* Aim of the task *
Drop the images; return everything else in the listing below exactly.

* Given records *

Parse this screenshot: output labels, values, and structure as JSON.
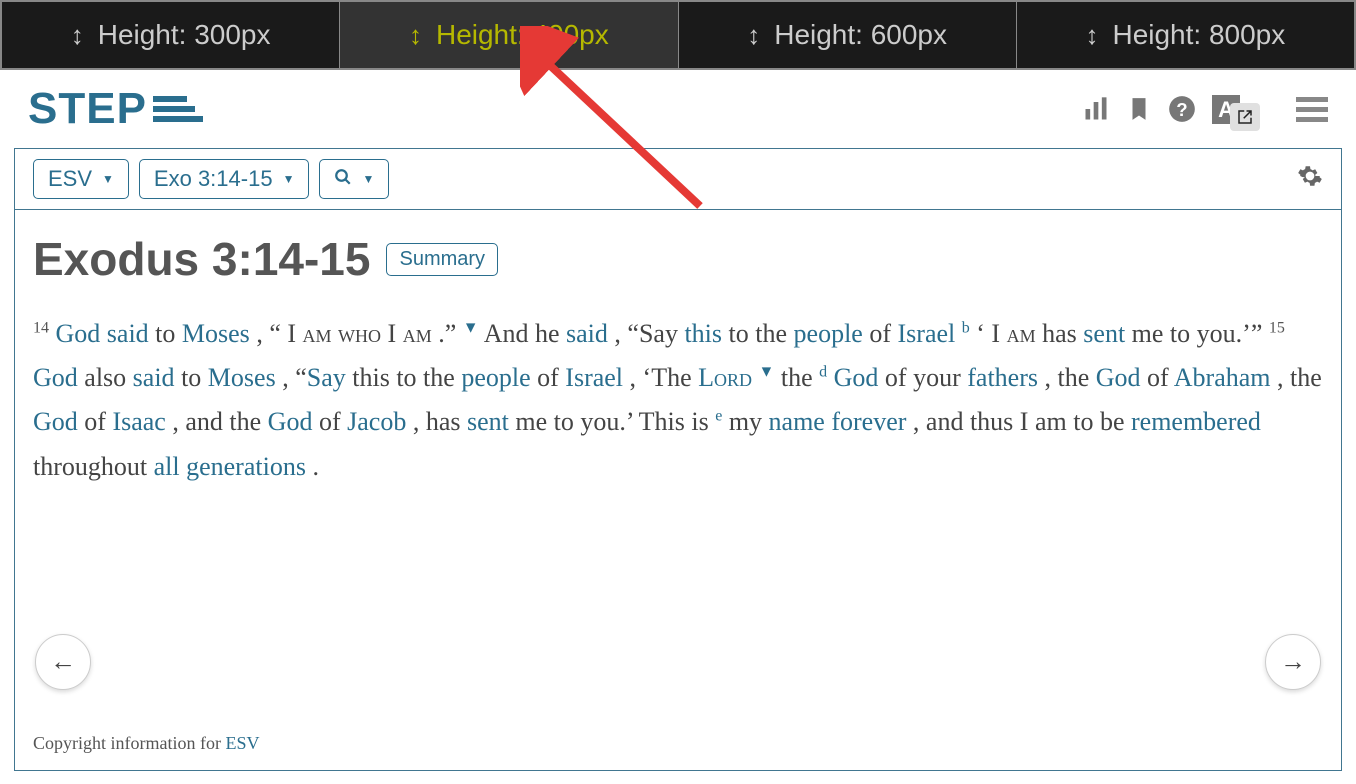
{
  "tabs": [
    {
      "label": "Height: 300px"
    },
    {
      "label": "Height: 400px"
    },
    {
      "label": "Height: 600px"
    },
    {
      "label": "Height: 800px"
    }
  ],
  "logo_text": "STEP",
  "toolbar": {
    "version": "ESV",
    "passage": "Exo 3:14-15"
  },
  "header": {
    "title": "Exodus 3:14-15",
    "summary_label": "Summary"
  },
  "verses": {
    "v14_num": "14",
    "v14_god": "God",
    "v14_said": "said",
    "v14_to": " to ",
    "v14_moses": "Moses",
    "v14_q1a": ", “ I ",
    "v14_am1": "am",
    "v14_who": " who ",
    "v14_q1b": "I ",
    "v14_am2": "am",
    "v14_period": ".” ",
    "v14_andhe": " And he ",
    "v14_said2": "said",
    "v14_say": ", “Say ",
    "v14_this": "this",
    "v14_tothe": " to the ",
    "v14_people": "people",
    "v14_of": " of ",
    "v14_israel": "Israel",
    "v14_noteb": " b",
    "v14_iam3a": " ‘ I ",
    "v14_am3": "am",
    "v14_has": " has ",
    "v14_sent": "sent",
    "v14_metoyou": " me to you.’” ",
    "v15_num": "15",
    "v15_god": "God",
    "v15_also": " also ",
    "v15_said": "said",
    "v15_to": " to ",
    "v15_moses": "Moses",
    "v15_say": ", “",
    "v15_saylink": "Say",
    "v15_thistothe": " this to the ",
    "v15_people": "people",
    "v15_of": " of ",
    "v15_israel": "Israel",
    "v15_the": ", ‘The  ",
    "v15_lord": "Lord",
    "v15_thed": " the ",
    "v15_noted": "d",
    "v15_god2": " God",
    "v15_ofyour": " of your ",
    "v15_fathers": "fathers",
    "v15_comma": ", the ",
    "v15_god3": "God",
    "v15_of2": " of ",
    "v15_abraham": "Abraham",
    "v15_comma2": ", the ",
    "v15_god4": "God",
    "v15_of3": " of ",
    "v15_isaac": "Isaac",
    "v15_comma3": ", and the ",
    "v15_god5": "God",
    "v15_of4": " of ",
    "v15_jacob": "Jacob",
    "v15_hassent": ", has ",
    "v15_sent": "sent",
    "v15_metoyou2": " me to you.’ This is ",
    "v15_notee": "e",
    "v15_my": " my ",
    "v15_name": "name",
    "v15_sp": " ",
    "v15_forever": "forever",
    "v15_andthus": ", and thus I am to be ",
    "v15_remembered": "remembered",
    "v15_throughout": " throughout ",
    "v15_allgen": "all generations",
    "v15_period": "."
  },
  "copyright": {
    "prefix": "Copyright information for ",
    "link": "ESV"
  }
}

* Exercise answer *
Parse this screenshot: output labels, values, and structure as JSON.
{
  "tabs": [
    {
      "label": "Height: 300px"
    },
    {
      "label": "Height: 400px"
    },
    {
      "label": "Height: 600px"
    },
    {
      "label": "Height: 800px"
    }
  ],
  "logo_text": "STEP",
  "toolbar": {
    "version": "ESV",
    "passage": "Exo 3:14-15"
  },
  "header": {
    "title": "Exodus 3:14-15",
    "summary_label": "Summary"
  },
  "verses": {
    "v14_num": "14",
    "v14_god": "God",
    "v14_said": "said",
    "v14_to": " to ",
    "v14_moses": "Moses",
    "v14_q1a": ", “ I ",
    "v14_am1": "am",
    "v14_who": " who ",
    "v14_q1b": "I ",
    "v14_am2": "am",
    "v14_period": ".” ",
    "v14_andhe": " And he ",
    "v14_said2": "said",
    "v14_say": ", “Say ",
    "v14_this": "this",
    "v14_tothe": " to the ",
    "v14_people": "people",
    "v14_of": " of ",
    "v14_israel": "Israel",
    "v14_noteb": " b",
    "v14_iam3a": " ‘ I ",
    "v14_am3": "am",
    "v14_has": " has ",
    "v14_sent": "sent",
    "v14_metoyou": " me to you.’” ",
    "v15_num": "15",
    "v15_god": "God",
    "v15_also": " also ",
    "v15_said": "said",
    "v15_to": " to ",
    "v15_moses": "Moses",
    "v15_say": ", “",
    "v15_saylink": "Say",
    "v15_thistothe": " this to the ",
    "v15_people": "people",
    "v15_of": " of ",
    "v15_israel": "Israel",
    "v15_the": ", ‘The  ",
    "v15_lord": "Lord",
    "v15_thed": " the ",
    "v15_noted": "d",
    "v15_god2": " God",
    "v15_ofyour": " of your ",
    "v15_fathers": "fathers",
    "v15_comma": ", the ",
    "v15_god3": "God",
    "v15_of2": " of ",
    "v15_abraham": "Abraham",
    "v15_comma2": ", the ",
    "v15_god4": "God",
    "v15_of3": " of ",
    "v15_isaac": "Isaac",
    "v15_comma3": ", and the ",
    "v15_god5": "God",
    "v15_of4": " of ",
    "v15_jacob": "Jacob",
    "v15_hassent": ", has ",
    "v15_sent": "sent",
    "v15_metoyou2": " me to you.’ This is ",
    "v15_notee": "e",
    "v15_my": " my ",
    "v15_name": "name",
    "v15_sp": " ",
    "v15_forever": "forever",
    "v15_andthus": ", and thus I am to be ",
    "v15_remembered": "remembered",
    "v15_throughout": " throughout ",
    "v15_allgen": "all generations",
    "v15_period": "."
  },
  "copyright": {
    "prefix": "Copyright information for ",
    "link": "ESV"
  }
}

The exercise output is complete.